Stored data:
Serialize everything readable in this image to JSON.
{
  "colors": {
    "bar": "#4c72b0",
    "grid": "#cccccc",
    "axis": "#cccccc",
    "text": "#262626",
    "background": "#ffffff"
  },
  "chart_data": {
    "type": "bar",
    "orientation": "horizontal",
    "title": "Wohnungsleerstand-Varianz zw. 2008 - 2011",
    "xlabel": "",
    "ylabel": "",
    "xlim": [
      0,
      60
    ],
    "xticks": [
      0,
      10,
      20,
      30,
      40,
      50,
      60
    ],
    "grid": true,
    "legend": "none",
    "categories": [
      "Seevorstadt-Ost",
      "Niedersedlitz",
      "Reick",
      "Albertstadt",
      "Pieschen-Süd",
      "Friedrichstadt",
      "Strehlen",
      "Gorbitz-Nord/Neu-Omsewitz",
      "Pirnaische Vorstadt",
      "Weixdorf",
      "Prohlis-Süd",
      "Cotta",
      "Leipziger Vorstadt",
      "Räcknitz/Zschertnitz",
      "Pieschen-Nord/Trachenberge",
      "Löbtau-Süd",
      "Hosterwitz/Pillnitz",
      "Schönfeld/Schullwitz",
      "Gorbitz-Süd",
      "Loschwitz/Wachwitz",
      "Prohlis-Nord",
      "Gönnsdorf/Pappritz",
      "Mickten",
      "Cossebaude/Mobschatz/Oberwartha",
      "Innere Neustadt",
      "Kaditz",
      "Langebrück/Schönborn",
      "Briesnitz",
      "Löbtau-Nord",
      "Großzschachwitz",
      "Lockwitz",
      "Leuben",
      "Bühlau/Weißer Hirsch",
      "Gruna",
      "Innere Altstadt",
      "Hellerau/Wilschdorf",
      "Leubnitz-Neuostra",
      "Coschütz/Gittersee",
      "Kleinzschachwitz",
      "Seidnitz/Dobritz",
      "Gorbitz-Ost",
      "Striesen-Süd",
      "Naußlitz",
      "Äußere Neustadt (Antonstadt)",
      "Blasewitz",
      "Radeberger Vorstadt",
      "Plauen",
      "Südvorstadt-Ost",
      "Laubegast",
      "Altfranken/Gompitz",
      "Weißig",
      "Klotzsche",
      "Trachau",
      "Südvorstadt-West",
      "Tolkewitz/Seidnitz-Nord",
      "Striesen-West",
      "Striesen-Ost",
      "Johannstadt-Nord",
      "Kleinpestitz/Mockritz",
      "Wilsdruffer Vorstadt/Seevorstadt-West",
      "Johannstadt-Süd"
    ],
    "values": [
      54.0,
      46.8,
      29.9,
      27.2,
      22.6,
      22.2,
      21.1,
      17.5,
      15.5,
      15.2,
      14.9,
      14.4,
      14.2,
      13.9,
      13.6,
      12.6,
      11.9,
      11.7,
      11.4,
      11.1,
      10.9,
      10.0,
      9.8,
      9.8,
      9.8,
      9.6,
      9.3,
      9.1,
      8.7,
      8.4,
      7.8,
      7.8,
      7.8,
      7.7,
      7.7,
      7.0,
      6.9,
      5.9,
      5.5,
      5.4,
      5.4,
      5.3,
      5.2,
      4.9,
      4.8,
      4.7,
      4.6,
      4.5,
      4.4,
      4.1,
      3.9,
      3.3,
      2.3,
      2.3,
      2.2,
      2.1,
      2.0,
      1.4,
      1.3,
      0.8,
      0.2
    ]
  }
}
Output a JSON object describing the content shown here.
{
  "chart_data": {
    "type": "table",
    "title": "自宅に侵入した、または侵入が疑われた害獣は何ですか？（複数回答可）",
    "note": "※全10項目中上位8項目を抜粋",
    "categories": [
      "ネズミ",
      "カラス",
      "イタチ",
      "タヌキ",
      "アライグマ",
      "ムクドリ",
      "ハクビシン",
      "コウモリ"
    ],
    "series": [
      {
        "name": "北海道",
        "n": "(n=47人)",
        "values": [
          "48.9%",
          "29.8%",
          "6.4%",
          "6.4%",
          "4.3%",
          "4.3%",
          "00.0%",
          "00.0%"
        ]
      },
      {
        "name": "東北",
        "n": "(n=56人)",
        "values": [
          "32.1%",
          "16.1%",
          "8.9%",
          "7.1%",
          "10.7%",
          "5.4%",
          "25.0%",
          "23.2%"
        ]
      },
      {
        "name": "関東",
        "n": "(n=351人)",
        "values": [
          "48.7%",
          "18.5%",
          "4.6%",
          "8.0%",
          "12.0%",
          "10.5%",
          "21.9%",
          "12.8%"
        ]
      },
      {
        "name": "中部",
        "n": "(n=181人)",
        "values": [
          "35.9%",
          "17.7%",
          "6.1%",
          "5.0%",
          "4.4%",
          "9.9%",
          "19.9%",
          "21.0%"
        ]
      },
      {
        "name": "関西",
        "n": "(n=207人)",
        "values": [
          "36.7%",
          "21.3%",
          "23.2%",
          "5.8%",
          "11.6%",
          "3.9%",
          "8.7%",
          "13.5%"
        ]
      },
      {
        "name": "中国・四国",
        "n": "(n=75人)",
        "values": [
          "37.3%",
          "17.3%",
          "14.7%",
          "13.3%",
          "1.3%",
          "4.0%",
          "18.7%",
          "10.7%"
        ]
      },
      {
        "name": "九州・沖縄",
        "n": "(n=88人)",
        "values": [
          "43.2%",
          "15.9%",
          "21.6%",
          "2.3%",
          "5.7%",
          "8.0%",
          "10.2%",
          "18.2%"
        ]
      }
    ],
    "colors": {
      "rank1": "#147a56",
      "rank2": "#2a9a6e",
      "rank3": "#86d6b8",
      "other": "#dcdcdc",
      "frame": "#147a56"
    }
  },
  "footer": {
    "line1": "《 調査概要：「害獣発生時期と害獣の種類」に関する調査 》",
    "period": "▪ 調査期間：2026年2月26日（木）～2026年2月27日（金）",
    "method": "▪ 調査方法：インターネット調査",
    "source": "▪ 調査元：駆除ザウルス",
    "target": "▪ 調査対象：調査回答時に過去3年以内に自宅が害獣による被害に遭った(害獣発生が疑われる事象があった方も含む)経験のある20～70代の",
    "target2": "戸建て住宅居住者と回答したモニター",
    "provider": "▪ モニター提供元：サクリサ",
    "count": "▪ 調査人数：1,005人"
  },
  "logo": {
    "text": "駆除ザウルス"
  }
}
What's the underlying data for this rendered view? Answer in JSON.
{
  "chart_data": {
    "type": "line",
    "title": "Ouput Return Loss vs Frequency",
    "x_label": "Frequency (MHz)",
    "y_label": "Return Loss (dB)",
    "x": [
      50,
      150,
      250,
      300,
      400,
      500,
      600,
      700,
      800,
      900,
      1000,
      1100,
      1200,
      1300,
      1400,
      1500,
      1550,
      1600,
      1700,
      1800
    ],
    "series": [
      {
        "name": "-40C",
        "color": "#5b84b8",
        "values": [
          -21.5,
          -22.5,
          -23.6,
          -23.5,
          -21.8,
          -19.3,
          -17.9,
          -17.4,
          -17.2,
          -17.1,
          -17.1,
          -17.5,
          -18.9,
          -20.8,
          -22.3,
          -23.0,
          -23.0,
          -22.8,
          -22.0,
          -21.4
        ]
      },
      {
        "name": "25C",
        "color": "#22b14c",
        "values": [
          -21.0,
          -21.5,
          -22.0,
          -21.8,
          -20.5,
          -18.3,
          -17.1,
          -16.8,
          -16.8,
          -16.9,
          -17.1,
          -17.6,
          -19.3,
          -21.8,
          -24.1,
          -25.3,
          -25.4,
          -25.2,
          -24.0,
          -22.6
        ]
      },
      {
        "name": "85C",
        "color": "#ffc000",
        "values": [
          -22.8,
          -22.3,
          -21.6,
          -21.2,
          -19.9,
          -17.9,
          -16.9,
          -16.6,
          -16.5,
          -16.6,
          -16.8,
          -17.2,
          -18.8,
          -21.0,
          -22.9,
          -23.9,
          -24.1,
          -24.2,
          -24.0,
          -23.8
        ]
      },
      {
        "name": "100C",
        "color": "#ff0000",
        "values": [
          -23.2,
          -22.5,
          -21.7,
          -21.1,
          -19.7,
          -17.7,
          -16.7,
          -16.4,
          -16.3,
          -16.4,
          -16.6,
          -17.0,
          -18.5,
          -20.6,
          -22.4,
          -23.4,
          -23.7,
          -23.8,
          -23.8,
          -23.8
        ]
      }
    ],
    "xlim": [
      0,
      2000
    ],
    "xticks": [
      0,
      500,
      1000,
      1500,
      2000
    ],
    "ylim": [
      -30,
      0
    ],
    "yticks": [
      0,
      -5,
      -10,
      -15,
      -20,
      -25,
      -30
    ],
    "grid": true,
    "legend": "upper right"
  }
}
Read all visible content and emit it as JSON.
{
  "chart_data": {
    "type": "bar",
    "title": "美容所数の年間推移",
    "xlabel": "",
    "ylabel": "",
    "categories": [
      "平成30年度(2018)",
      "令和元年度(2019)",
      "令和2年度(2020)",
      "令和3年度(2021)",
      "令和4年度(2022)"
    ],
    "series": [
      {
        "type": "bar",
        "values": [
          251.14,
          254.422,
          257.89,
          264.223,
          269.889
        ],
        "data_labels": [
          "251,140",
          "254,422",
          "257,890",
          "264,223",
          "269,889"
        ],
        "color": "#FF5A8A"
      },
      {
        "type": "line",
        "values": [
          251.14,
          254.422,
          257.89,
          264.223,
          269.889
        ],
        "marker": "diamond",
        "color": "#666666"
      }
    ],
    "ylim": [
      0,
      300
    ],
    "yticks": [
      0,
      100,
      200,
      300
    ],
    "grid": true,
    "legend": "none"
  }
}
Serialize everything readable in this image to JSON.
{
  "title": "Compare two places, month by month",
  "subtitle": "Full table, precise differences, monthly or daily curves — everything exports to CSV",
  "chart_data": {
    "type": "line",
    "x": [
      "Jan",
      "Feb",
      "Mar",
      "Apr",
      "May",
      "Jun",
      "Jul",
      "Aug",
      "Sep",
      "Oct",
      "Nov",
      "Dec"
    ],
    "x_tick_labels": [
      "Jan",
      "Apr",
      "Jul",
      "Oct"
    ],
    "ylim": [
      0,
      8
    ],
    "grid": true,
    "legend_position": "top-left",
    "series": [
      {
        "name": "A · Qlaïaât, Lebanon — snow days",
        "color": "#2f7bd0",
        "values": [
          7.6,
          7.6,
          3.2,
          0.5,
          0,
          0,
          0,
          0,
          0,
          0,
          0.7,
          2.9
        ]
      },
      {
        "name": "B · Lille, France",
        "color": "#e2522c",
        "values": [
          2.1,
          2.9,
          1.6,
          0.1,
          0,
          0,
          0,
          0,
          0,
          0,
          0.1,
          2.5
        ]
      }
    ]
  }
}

§ EXERCISE TASK
Collect every line with the string "Return" from the records, and copy each.

§ FULL RESPONSE
    "title": "Ouput Return Loss vs Frequency",
    "y_label": "Return Loss (dB)",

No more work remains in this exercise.